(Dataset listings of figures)
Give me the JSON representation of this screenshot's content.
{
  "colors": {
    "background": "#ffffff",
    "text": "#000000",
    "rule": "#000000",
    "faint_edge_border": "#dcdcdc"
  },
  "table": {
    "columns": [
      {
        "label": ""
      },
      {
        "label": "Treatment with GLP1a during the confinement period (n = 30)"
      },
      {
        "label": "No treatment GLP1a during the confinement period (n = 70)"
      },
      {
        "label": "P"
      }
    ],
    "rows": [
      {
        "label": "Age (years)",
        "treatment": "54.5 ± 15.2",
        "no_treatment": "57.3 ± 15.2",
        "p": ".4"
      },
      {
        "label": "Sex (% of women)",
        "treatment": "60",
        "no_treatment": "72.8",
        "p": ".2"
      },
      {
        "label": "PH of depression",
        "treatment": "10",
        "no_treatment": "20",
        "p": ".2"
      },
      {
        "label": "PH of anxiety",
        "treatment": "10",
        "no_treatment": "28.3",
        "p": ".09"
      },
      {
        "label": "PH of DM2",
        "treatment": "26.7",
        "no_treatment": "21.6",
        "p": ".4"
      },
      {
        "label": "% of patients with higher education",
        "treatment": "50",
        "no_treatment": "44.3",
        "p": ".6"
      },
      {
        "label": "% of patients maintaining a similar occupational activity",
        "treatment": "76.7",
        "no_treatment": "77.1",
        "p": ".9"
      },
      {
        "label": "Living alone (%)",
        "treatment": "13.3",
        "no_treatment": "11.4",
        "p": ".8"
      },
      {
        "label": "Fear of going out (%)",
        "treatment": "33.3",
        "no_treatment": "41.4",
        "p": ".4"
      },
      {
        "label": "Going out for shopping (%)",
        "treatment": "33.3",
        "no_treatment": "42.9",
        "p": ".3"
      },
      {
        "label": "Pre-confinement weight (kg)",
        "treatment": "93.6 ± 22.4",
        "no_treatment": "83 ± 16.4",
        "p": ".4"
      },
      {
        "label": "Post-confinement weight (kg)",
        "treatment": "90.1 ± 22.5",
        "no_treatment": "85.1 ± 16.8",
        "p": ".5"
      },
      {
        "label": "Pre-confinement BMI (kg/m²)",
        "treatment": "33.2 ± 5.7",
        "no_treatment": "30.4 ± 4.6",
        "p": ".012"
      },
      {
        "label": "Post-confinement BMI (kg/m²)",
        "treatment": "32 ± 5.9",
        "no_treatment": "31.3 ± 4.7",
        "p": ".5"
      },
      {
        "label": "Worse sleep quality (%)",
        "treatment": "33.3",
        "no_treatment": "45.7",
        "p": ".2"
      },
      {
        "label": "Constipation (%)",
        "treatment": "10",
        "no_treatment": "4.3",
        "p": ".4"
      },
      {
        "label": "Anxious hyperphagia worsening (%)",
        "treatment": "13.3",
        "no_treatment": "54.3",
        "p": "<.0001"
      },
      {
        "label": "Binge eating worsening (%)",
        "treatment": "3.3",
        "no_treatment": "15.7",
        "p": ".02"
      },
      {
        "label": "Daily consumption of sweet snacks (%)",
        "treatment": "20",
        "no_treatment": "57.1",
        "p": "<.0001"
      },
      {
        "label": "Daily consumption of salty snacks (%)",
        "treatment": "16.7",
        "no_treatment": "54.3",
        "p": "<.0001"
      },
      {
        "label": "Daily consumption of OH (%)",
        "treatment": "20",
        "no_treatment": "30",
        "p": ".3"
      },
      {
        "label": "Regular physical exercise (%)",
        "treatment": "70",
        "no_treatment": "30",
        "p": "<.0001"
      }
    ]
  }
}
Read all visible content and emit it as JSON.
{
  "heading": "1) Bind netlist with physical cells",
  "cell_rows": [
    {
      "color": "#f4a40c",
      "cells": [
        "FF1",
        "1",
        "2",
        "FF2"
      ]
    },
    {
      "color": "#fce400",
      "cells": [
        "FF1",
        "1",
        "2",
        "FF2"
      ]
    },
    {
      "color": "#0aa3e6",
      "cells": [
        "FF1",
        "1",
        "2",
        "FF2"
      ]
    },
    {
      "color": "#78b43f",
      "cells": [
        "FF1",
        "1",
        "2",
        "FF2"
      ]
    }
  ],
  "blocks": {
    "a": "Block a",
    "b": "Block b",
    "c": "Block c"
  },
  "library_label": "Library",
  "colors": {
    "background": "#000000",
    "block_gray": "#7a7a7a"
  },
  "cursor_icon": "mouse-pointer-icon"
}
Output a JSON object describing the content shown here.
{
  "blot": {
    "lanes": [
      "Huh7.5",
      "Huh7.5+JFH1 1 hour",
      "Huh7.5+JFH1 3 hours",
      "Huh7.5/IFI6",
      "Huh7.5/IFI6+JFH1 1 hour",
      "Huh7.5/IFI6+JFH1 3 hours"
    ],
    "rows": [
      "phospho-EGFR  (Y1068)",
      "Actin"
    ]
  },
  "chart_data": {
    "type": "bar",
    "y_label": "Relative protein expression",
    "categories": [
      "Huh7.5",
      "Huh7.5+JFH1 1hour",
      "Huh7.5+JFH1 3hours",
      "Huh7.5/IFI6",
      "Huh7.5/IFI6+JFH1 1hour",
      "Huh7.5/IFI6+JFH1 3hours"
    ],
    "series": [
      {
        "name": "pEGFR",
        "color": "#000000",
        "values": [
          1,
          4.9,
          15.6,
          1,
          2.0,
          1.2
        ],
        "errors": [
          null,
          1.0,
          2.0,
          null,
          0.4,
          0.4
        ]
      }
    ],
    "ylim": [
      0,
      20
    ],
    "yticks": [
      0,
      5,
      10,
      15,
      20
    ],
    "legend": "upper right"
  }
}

Exercise instructions |
Exact retyping of all the entries is required.

Answer |
Give me the JSON representation of this screenshot's content.
{
  "colors": {
    "background": "#ffffff",
    "text": "#000000",
    "rule": "#000000",
    "faint_edge_border": "#dcdcdc"
  },
  "table": {
    "columns": [
      {
        "label": ""
      },
      {
        "label": "Treatment with GLP1a during the confinement period (n = 30)"
      },
      {
        "label": "No treatment GLP1a during the confinement period (n = 70)"
      },
      {
        "label": "P"
      }
    ],
    "rows": [
      {
        "label": "Age (years)",
        "treatment": "54.5 ± 15.2",
        "no_treatment": "57.3 ± 15.2",
        "p": ".4"
      },
      {
        "label": "Sex (% of women)",
        "treatment": "60",
        "no_treatment": "72.8",
        "p": ".2"
      },
      {
        "label": "PH of depression",
        "treatment": "10",
        "no_treatment": "20",
        "p": ".2"
      },
      {
        "label": "PH of anxiety",
        "treatment": "10",
        "no_treatment": "28.3",
        "p": ".09"
      },
      {
        "label": "PH of DM2",
        "treatment": "26.7",
        "no_treatment": "21.6",
        "p": ".4"
      },
      {
        "label": "% of patients with higher education",
        "treatment": "50",
        "no_treatment": "44.3",
        "p": ".6"
      },
      {
        "label": "% of patients maintaining a similar occupational activity",
        "treatment": "76.7",
        "no_treatment": "77.1",
        "p": ".9"
      },
      {
        "label": "Living alone (%)",
        "treatment": "13.3",
        "no_treatment": "11.4",
        "p": ".8"
      },
      {
        "label": "Fear of going out (%)",
        "treatment": "33.3",
        "no_treatment": "41.4",
        "p": ".4"
      },
      {
        "label": "Going out for shopping (%)",
        "treatment": "33.3",
        "no_treatment": "42.9",
        "p": ".3"
      },
      {
        "label": "Pre-confinement weight (kg)",
        "treatment": "93.6 ± 22.4",
        "no_treatment": "83 ± 16.4",
        "p": ".4"
      },
      {
        "label": "Post-confinement weight (kg)",
        "treatment": "90.1 ± 22.5",
        "no_treatment": "85.1 ± 16.8",
        "p": ".5"
      },
      {
        "label": "Pre-confinement BMI (kg/m²)",
        "treatment": "33.2 ± 5.7",
        "no_treatment": "30.4 ± 4.6",
        "p": ".012"
      },
      {
        "label": "Post-confinement BMI (kg/m²)",
        "treatment": "32 ± 5.9",
        "no_treatment": "31.3 ± 4.7",
        "p": ".5"
      },
      {
        "label": "Worse sleep quality (%)",
        "treatment": "33.3",
        "no_treatment": "45.7",
        "p": ".2"
      },
      {
        "label": "Constipation (%)",
        "treatment": "10",
        "no_treatment": "4.3",
        "p": ".4"
      },
      {
        "label": "Anxious hyperphagia worsening (%)",
        "treatment": "13.3",
        "no_treatment": "54.3",
        "p": "<.0001"
      },
      {
        "label": "Binge eating worsening (%)",
        "treatment": "3.3",
        "no_treatment": "15.7",
        "p": ".02"
      },
      {
        "label": "Daily consumption of sweet snacks (%)",
        "treatment": "20",
        "no_treatment": "57.1",
        "p": "<.0001"
      },
      {
        "label": "Daily consumption of salty snacks (%)",
        "treatment": "16.7",
        "no_treatment": "54.3",
        "p": "<.0001"
      },
      {
        "label": "Daily consumption of OH (%)",
        "treatment": "20",
        "no_treatment": "30",
        "p": ".3"
      },
      {
        "label": "Regular physical exercise (%)",
        "treatment": "70",
        "no_treatment": "30",
        "p": "<.0001"
      }
    ]
  }
}
Read all visible content and emit it as JSON.
{
  "heading": "1) Bind netlist with physical cells",
  "cell_rows": [
    {
      "color": "#f4a40c",
      "cells": [
        "FF1",
        "1",
        "2",
        "FF2"
      ]
    },
    {
      "color": "#fce400",
      "cells": [
        "FF1",
        "1",
        "2",
        "FF2"
      ]
    },
    {
      "color": "#0aa3e6",
      "cells": [
        "FF1",
        "1",
        "2",
        "FF2"
      ]
    },
    {
      "color": "#78b43f",
      "cells": [
        "FF1",
        "1",
        "2",
        "FF2"
      ]
    }
  ],
  "blocks": {
    "a": "Block a",
    "b": "Block b",
    "c": "Block c"
  },
  "library_label": "Library",
  "colors": {
    "background": "#000000",
    "block_gray": "#7a7a7a"
  },
  "cursor_icon": "mouse-pointer-icon"
}
Output a JSON object describing the content shown here.
{
  "blot": {
    "lanes": [
      "Huh7.5",
      "Huh7.5+JFH1 1 hour",
      "Huh7.5+JFH1 3 hours",
      "Huh7.5/IFI6",
      "Huh7.5/IFI6+JFH1 1 hour",
      "Huh7.5/IFI6+JFH1 3 hours"
    ],
    "rows": [
      "phospho-EGFR  (Y1068)",
      "Actin"
    ]
  },
  "chart_data": {
    "type": "bar",
    "y_label": "Relative protein expression",
    "categories": [
      "Huh7.5",
      "Huh7.5+JFH1 1hour",
      "Huh7.5+JFH1 3hours",
      "Huh7.5/IFI6",
      "Huh7.5/IFI6+JFH1 1hour",
      "Huh7.5/IFI6+JFH1 3hours"
    ],
    "series": [
      {
        "name": "pEGFR",
        "color": "#000000",
        "values": [
          1,
          4.9,
          15.6,
          1,
          2.0,
          1.2
        ],
        "errors": [
          null,
          1.0,
          2.0,
          null,
          0.4,
          0.4
        ]
      }
    ],
    "ylim": [
      0,
      20
    ],
    "yticks": [
      0,
      5,
      10,
      15,
      20
    ],
    "legend": "upper right"
  }
}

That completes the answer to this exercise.